● Material:

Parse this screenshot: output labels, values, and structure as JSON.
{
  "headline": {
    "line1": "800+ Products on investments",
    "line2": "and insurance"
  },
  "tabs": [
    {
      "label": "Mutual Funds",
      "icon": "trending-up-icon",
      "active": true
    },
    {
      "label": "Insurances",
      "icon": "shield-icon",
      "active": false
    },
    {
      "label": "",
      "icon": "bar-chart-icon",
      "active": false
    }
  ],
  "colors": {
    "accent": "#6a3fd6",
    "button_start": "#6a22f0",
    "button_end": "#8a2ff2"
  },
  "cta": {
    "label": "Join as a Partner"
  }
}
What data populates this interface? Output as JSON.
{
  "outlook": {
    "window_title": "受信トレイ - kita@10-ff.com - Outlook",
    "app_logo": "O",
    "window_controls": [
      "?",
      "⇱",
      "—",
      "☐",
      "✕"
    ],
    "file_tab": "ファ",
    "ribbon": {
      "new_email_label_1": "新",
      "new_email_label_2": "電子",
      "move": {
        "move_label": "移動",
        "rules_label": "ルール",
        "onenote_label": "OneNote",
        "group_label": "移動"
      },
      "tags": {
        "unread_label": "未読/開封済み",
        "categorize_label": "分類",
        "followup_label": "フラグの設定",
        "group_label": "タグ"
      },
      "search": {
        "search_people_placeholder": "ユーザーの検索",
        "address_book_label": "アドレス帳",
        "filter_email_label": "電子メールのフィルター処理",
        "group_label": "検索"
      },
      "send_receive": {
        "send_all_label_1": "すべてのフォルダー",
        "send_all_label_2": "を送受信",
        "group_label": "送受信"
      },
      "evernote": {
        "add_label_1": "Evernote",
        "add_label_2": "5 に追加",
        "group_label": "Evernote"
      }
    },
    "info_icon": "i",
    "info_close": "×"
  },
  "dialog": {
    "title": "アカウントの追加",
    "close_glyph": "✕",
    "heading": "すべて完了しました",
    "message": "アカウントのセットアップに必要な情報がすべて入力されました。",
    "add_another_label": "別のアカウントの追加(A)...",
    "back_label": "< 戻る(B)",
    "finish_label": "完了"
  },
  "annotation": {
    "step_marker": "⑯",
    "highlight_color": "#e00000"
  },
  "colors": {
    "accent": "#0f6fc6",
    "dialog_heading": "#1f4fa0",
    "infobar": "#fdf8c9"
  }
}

● What the task requires: Can you quote exactly the lines from the one containing "What data populates" through the last line of the records above, and nothing else?

● Response below:
What data populates this interface? Output as JSON.
{
  "outlook": {
    "window_title": "受信トレイ - kita@10-ff.com - Outlook",
    "app_logo": "O",
    "window_controls": [
      "?",
      "⇱",
      "—",
      "☐",
      "✕"
    ],
    "file_tab": "ファ",
    "ribbon": {
      "new_email_label_1": "新",
      "new_email_label_2": "電子",
      "move": {
        "move_label": "移動",
        "rules_label": "ルール",
        "onenote_label": "OneNote",
        "group_label": "移動"
      },
      "tags": {
        "unread_label": "未読/開封済み",
        "categorize_label": "分類",
        "followup_label": "フラグの設定",
        "group_label": "タグ"
      },
      "search": {
        "search_people_placeholder": "ユーザーの検索",
        "address_book_label": "アドレス帳",
        "filter_email_label": "電子メールのフィルター処理",
        "group_label": "検索"
      },
      "send_receive": {
        "send_all_label_1": "すべてのフォルダー",
        "send_all_label_2": "を送受信",
        "group_label": "送受信"
      },
      "evernote": {
        "add_label_1": "Evernote",
        "add_label_2": "5 に追加",
        "group_label": "Evernote"
      }
    },
    "info_icon": "i",
    "info_close": "×"
  },
  "dialog": {
    "title": "アカウントの追加",
    "close_glyph": "✕",
    "heading": "すべて完了しました",
    "message": "アカウントのセットアップに必要な情報がすべて入力されました。",
    "add_another_label": "別のアカウントの追加(A)...",
    "back_label": "< 戻る(B)",
    "finish_label": "完了"
  },
  "annotation": {
    "step_marker": "⑯",
    "highlight_color": "#e00000"
  },
  "colors": {
    "accent": "#0f6fc6",
    "dialog_heading": "#1f4fa0",
    "infobar": "#fdf8c9"
  }
}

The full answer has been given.